----- DATASET EXTRACT

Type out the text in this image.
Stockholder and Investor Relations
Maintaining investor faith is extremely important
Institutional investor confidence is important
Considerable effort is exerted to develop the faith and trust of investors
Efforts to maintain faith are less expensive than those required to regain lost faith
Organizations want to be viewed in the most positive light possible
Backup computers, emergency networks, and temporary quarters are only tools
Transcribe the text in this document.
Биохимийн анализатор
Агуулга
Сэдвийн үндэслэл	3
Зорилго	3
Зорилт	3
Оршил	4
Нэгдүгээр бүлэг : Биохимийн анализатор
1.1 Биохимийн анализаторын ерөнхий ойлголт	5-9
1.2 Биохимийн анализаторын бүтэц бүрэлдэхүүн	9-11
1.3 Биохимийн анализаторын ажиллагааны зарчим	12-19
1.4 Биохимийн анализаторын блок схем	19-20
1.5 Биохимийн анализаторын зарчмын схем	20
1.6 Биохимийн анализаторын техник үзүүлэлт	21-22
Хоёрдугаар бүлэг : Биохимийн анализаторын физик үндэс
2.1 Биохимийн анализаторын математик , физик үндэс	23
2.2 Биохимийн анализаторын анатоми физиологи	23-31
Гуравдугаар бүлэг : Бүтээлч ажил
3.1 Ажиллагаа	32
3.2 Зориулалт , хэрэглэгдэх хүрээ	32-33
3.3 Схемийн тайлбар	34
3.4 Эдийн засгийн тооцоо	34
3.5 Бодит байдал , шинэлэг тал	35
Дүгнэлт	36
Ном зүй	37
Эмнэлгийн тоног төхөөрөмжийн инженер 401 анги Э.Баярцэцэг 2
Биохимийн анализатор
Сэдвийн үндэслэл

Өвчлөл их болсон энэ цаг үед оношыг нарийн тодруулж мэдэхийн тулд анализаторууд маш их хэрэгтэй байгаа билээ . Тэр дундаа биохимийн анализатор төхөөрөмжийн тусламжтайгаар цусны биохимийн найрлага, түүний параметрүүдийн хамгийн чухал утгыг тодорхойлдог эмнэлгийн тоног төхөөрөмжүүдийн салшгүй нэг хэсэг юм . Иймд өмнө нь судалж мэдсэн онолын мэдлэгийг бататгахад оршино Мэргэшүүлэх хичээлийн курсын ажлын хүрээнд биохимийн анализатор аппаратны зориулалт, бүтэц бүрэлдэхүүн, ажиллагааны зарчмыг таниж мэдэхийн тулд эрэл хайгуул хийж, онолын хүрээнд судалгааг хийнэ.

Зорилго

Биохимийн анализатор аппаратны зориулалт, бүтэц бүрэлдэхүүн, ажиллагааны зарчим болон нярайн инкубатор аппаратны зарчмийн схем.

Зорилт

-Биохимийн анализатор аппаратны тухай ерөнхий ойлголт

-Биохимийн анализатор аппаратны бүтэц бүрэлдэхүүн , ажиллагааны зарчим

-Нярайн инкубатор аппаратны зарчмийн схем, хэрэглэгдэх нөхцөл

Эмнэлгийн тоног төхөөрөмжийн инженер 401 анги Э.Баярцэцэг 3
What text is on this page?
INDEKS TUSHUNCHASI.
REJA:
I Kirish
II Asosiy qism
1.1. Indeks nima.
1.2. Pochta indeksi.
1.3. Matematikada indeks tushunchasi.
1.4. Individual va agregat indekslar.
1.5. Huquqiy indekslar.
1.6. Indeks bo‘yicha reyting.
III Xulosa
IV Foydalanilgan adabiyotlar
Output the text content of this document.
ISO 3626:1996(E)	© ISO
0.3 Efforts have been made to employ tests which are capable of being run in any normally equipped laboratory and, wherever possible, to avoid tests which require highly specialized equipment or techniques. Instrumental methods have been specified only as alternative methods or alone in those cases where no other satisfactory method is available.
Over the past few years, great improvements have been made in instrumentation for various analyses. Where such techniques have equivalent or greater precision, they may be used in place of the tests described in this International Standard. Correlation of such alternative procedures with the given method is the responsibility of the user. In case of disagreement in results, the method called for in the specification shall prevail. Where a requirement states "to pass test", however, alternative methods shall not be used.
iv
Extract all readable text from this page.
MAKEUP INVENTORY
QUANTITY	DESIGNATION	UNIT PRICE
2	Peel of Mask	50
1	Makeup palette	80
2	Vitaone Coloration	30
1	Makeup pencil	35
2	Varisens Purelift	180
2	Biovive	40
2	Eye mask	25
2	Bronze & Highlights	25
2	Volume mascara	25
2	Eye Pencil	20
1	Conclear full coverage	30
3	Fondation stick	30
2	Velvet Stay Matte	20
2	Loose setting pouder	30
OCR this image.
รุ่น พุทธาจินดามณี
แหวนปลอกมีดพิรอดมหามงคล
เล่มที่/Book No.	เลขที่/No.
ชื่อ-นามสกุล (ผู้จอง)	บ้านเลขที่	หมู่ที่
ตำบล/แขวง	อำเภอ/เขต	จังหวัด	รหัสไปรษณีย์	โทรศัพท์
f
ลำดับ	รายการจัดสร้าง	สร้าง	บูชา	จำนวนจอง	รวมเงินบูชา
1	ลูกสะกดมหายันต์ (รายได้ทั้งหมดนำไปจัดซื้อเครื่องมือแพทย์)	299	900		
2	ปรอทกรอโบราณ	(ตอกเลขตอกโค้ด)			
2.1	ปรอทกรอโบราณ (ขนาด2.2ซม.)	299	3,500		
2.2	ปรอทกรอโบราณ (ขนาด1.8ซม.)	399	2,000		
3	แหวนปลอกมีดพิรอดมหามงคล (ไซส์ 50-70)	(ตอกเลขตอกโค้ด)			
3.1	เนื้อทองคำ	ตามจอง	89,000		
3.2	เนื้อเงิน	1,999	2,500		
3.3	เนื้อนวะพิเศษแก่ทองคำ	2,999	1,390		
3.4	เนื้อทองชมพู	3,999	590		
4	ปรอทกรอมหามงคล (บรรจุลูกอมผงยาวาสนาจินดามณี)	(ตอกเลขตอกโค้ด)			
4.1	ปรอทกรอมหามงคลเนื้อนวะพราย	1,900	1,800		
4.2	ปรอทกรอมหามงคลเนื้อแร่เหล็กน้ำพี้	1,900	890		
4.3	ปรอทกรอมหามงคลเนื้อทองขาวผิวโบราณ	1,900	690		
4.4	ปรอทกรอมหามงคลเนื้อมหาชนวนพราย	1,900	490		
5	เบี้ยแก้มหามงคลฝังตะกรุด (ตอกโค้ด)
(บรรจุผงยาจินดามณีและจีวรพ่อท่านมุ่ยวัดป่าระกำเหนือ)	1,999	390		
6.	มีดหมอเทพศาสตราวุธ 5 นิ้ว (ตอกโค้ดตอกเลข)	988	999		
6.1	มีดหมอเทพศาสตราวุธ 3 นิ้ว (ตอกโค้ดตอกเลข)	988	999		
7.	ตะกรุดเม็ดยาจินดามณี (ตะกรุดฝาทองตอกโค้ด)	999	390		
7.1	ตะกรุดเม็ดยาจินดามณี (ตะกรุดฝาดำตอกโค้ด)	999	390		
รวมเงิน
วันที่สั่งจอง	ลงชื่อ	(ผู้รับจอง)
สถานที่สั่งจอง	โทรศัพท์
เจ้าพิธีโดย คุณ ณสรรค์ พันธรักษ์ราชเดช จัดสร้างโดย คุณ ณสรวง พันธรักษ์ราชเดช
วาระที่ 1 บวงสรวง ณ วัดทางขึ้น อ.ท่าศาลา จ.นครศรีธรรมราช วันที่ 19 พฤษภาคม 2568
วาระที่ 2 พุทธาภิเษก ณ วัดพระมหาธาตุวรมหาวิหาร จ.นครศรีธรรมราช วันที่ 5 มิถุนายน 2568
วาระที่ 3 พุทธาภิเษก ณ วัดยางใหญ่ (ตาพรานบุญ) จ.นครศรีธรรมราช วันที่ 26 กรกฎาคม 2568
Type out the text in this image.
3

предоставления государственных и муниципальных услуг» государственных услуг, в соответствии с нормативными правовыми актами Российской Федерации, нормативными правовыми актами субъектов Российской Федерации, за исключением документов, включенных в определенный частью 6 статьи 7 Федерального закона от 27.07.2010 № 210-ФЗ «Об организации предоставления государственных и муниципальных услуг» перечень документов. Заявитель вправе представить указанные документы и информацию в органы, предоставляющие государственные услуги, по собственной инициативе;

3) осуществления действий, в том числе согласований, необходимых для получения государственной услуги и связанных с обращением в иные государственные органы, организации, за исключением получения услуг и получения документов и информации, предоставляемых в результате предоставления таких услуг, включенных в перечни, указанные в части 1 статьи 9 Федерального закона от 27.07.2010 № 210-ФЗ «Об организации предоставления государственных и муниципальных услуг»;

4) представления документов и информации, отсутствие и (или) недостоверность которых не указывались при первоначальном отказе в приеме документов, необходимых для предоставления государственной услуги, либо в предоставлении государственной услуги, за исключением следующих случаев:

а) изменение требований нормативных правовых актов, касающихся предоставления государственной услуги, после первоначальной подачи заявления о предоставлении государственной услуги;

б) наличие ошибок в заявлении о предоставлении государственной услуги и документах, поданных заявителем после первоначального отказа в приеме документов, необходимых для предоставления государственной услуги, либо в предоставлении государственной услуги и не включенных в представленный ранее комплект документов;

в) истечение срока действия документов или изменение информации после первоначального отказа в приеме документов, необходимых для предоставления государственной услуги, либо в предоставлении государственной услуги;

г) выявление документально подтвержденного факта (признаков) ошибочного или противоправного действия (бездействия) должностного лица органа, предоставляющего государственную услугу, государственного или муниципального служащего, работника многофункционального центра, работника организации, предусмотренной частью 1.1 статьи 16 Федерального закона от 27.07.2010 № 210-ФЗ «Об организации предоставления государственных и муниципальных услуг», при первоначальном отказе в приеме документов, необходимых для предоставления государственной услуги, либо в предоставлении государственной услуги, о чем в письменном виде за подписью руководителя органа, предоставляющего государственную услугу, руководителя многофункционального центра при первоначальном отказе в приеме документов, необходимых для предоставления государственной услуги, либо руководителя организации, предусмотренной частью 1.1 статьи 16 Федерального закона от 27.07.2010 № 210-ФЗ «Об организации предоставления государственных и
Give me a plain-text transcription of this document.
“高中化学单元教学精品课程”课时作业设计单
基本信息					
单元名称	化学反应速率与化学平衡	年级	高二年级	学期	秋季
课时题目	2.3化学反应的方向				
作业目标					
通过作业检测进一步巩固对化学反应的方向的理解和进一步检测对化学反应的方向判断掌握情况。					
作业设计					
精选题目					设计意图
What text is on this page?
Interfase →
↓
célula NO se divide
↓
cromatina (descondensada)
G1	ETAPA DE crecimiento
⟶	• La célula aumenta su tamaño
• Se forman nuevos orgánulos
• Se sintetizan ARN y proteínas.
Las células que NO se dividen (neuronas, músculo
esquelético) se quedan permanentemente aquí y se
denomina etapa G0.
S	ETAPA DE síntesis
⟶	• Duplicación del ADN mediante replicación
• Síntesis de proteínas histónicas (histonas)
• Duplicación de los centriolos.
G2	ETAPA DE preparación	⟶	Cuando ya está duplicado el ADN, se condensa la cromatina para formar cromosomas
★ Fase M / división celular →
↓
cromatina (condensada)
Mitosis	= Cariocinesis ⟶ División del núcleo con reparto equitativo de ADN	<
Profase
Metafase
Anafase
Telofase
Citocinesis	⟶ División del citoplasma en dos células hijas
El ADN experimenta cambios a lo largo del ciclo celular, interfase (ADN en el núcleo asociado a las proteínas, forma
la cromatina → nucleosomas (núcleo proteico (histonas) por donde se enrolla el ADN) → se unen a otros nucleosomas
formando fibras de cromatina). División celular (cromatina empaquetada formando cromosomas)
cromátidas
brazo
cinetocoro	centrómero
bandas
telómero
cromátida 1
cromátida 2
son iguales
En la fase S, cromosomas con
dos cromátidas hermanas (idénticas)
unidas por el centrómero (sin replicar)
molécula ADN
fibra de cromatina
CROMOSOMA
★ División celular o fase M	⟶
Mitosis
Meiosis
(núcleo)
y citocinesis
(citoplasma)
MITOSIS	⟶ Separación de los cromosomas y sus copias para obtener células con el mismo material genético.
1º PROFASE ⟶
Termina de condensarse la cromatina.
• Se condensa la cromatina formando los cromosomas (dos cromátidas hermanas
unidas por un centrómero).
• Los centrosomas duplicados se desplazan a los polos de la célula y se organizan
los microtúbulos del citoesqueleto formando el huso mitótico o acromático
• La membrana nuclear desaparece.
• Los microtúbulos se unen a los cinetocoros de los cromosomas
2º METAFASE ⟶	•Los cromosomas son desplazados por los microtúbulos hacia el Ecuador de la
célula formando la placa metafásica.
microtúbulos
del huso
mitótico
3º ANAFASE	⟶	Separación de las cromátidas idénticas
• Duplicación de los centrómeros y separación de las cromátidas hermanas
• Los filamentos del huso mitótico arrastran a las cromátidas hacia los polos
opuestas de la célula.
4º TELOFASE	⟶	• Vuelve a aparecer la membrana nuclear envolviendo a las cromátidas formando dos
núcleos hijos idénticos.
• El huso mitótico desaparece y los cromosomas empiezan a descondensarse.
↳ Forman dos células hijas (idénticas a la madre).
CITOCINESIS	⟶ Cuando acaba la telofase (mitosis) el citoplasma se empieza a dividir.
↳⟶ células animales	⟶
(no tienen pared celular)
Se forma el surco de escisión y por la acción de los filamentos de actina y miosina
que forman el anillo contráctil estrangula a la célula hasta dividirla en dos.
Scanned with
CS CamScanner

----------

WHAT IS EXPECTED: List every line above containing the word "бүтэц".

OUTPUT FOR THIS TASK:
1.2 Биохимийн анализаторын бүтэц бүрэлдэхүүн	9-11
Өвчлөл их болсон энэ цаг үед оношыг нарийн тодруулж мэдэхийн тулд анализаторууд маш их хэрэгтэй байгаа билээ . Тэр дундаа биохимийн анализатор төхөөрөмжийн тусламжтайгаар цусны биохимийн найрлага, түүний параметрүүдийн хамгийн чухал утгыг тодорхойлдог эмнэлгийн тоног төхөөрөмжүүдийн салшгүй нэг хэсэг юм . Иймд өмнө нь судалж мэдсэн онолын мэдлэгийг бататгахад оршино Мэргэшүүлэх хичээлийн курсын ажлын хүрээнд биохимийн анализатор аппаратны зориулалт, бүтэц бүрэлдэхүүн, ажиллагааны зарчмыг таниж мэдэхийн тулд эрэл хайгуул хийж, онолын хүрээнд судалгааг хийнэ.
Биохимийн анализатор аппаратны зориулалт, бүтэц бүрэлдэхүүн, ажиллагааны зарчим болон нярайн инкубатор аппаратны зарчмийн схем.
-Биохимийн анализатор аппаратны бүтэц бүрэлдэхүүн , ажиллагааны зарчим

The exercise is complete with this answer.